» **Task description**:
Leave out the pictures, then reproduce the rest of the material exactly.

» **Exercise material**:

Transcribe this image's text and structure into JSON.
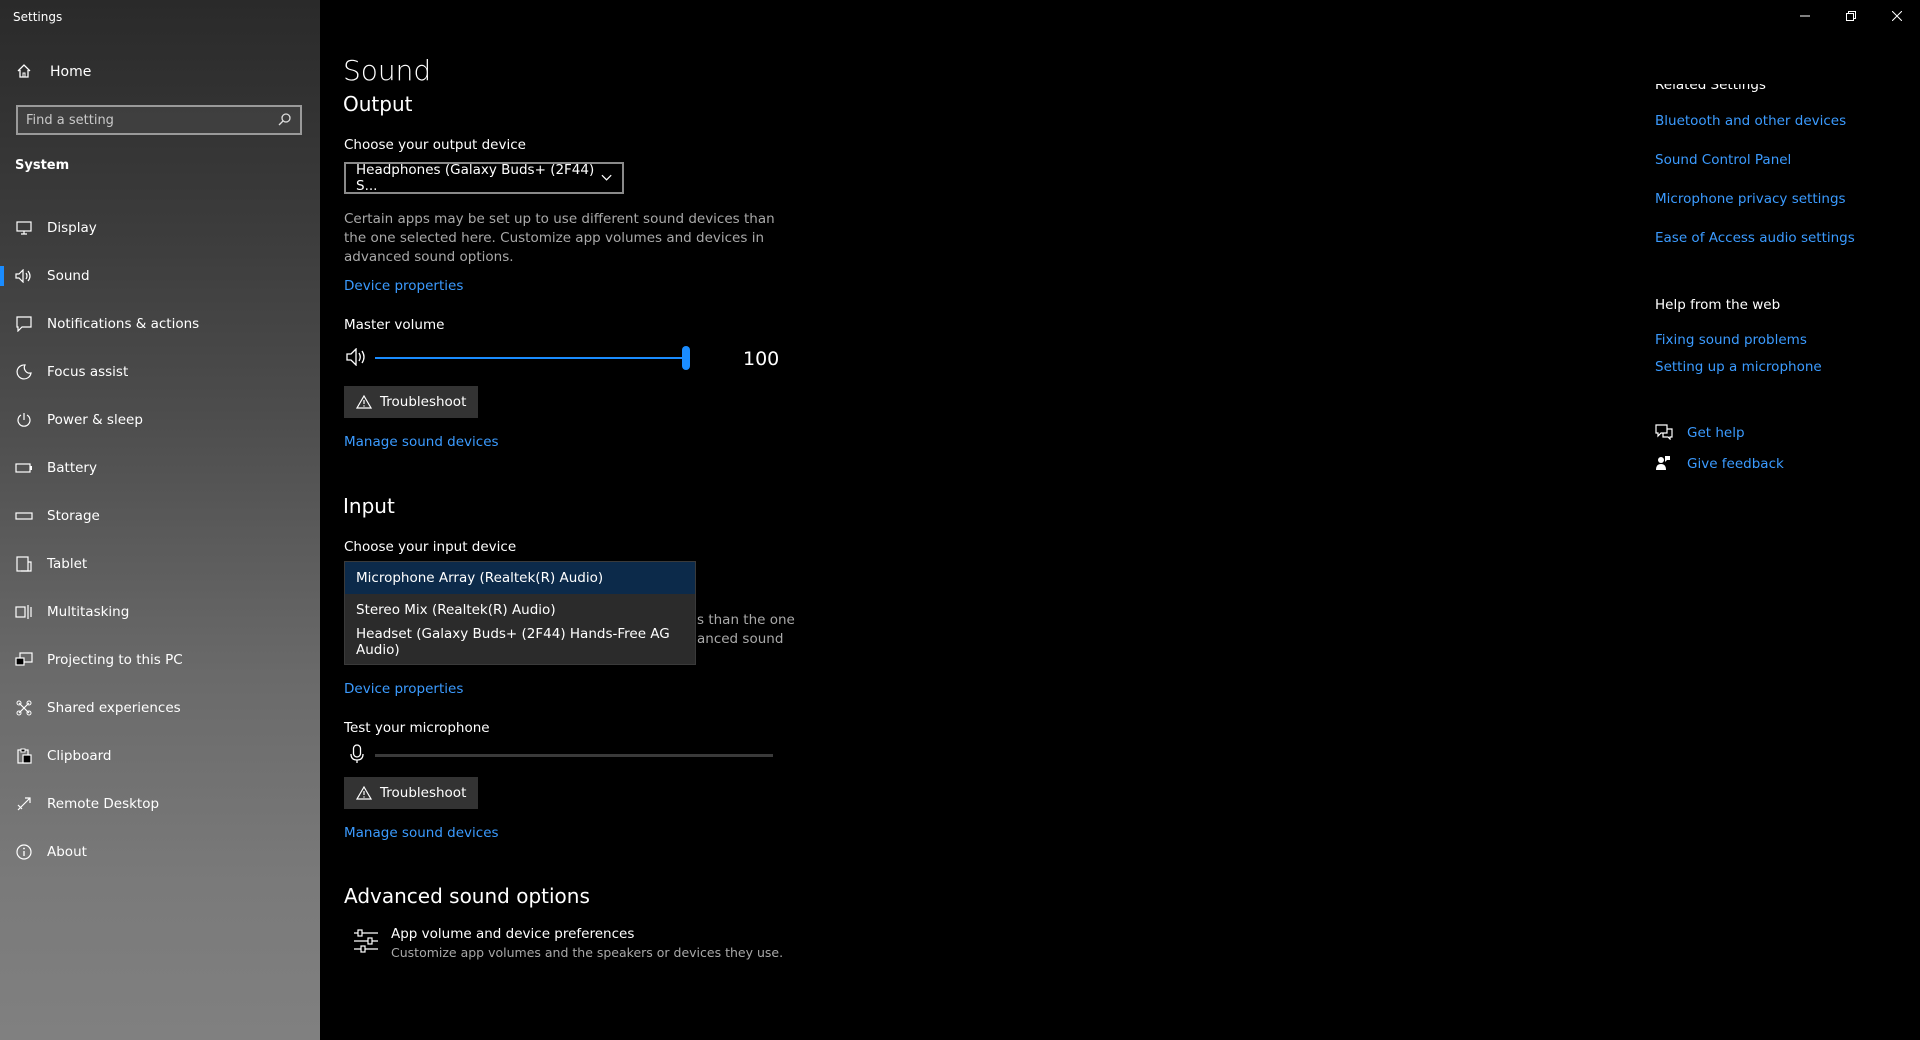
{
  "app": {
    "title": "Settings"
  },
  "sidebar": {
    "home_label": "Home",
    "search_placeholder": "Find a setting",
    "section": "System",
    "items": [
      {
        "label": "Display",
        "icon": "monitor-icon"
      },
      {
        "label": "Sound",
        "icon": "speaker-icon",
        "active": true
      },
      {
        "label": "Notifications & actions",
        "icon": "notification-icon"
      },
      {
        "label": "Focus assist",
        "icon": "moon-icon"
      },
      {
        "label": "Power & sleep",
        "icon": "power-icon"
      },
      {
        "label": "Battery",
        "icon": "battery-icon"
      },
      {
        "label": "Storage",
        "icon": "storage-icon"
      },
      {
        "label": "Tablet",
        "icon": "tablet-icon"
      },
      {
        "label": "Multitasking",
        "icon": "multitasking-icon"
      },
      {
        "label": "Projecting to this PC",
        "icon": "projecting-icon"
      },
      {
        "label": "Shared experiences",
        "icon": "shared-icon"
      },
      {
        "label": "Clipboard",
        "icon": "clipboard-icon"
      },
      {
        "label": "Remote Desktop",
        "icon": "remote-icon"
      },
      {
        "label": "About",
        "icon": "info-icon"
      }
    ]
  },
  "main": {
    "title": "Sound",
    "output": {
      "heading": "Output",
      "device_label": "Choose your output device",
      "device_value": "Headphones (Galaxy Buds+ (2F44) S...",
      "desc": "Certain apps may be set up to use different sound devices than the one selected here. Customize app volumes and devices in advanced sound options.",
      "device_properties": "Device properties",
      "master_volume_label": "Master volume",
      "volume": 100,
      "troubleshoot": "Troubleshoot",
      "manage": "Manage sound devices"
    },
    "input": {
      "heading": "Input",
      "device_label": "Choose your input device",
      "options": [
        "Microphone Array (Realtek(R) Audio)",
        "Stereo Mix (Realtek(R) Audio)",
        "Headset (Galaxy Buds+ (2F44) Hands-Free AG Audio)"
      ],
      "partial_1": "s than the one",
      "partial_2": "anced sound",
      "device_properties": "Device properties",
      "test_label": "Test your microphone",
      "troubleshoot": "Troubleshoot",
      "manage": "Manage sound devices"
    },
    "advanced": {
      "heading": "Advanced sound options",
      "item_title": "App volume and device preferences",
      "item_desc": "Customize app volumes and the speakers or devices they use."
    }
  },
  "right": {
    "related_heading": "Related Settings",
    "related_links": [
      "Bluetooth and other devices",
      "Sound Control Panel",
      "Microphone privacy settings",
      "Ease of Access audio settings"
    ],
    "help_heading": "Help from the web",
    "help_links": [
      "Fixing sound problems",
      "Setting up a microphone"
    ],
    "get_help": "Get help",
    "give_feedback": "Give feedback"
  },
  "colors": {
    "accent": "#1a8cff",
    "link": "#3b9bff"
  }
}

» **The result**:
Transcribe this image's text and structure into JSON.
{
  "app": {
    "title": "Settings"
  },
  "sidebar": {
    "home_label": "Home",
    "search_placeholder": "Find a setting",
    "section": "System",
    "items": [
      {
        "label": "Display",
        "icon": "monitor-icon"
      },
      {
        "label": "Sound",
        "icon": "speaker-icon",
        "active": true
      },
      {
        "label": "Notifications & actions",
        "icon": "notification-icon"
      },
      {
        "label": "Focus assist",
        "icon": "moon-icon"
      },
      {
        "label": "Power & sleep",
        "icon": "power-icon"
      },
      {
        "label": "Battery",
        "icon": "battery-icon"
      },
      {
        "label": "Storage",
        "icon": "storage-icon"
      },
      {
        "label": "Tablet",
        "icon": "tablet-icon"
      },
      {
        "label": "Multitasking",
        "icon": "multitasking-icon"
      },
      {
        "label": "Projecting to this PC",
        "icon": "projecting-icon"
      },
      {
        "label": "Shared experiences",
        "icon": "shared-icon"
      },
      {
        "label": "Clipboard",
        "icon": "clipboard-icon"
      },
      {
        "label": "Remote Desktop",
        "icon": "remote-icon"
      },
      {
        "label": "About",
        "icon": "info-icon"
      }
    ]
  },
  "main": {
    "title": "Sound",
    "output": {
      "heading": "Output",
      "device_label": "Choose your output device",
      "device_value": "Headphones (Galaxy Buds+ (2F44) S...",
      "desc": "Certain apps may be set up to use different sound devices than the one selected here. Customize app volumes and devices in advanced sound options.",
      "device_properties": "Device properties",
      "master_volume_label": "Master volume",
      "volume": 100,
      "troubleshoot": "Troubleshoot",
      "manage": "Manage sound devices"
    },
    "input": {
      "heading": "Input",
      "device_label": "Choose your input device",
      "options": [
        "Microphone Array (Realtek(R) Audio)",
        "Stereo Mix (Realtek(R) Audio)",
        "Headset (Galaxy Buds+ (2F44) Hands-Free AG Audio)"
      ],
      "partial_1": "s than the one",
      "partial_2": "anced sound",
      "device_properties": "Device properties",
      "test_label": "Test your microphone",
      "troubleshoot": "Troubleshoot",
      "manage": "Manage sound devices"
    },
    "advanced": {
      "heading": "Advanced sound options",
      "item_title": "App volume and device preferences",
      "item_desc": "Customize app volumes and the speakers or devices they use."
    }
  },
  "right": {
    "related_heading": "Related Settings",
    "related_links": [
      "Bluetooth and other devices",
      "Sound Control Panel",
      "Microphone privacy settings",
      "Ease of Access audio settings"
    ],
    "help_heading": "Help from the web",
    "help_links": [
      "Fixing sound problems",
      "Setting up a microphone"
    ],
    "get_help": "Get help",
    "give_feedback": "Give feedback"
  },
  "colors": {
    "accent": "#1a8cff",
    "link": "#3b9bff"
  }
}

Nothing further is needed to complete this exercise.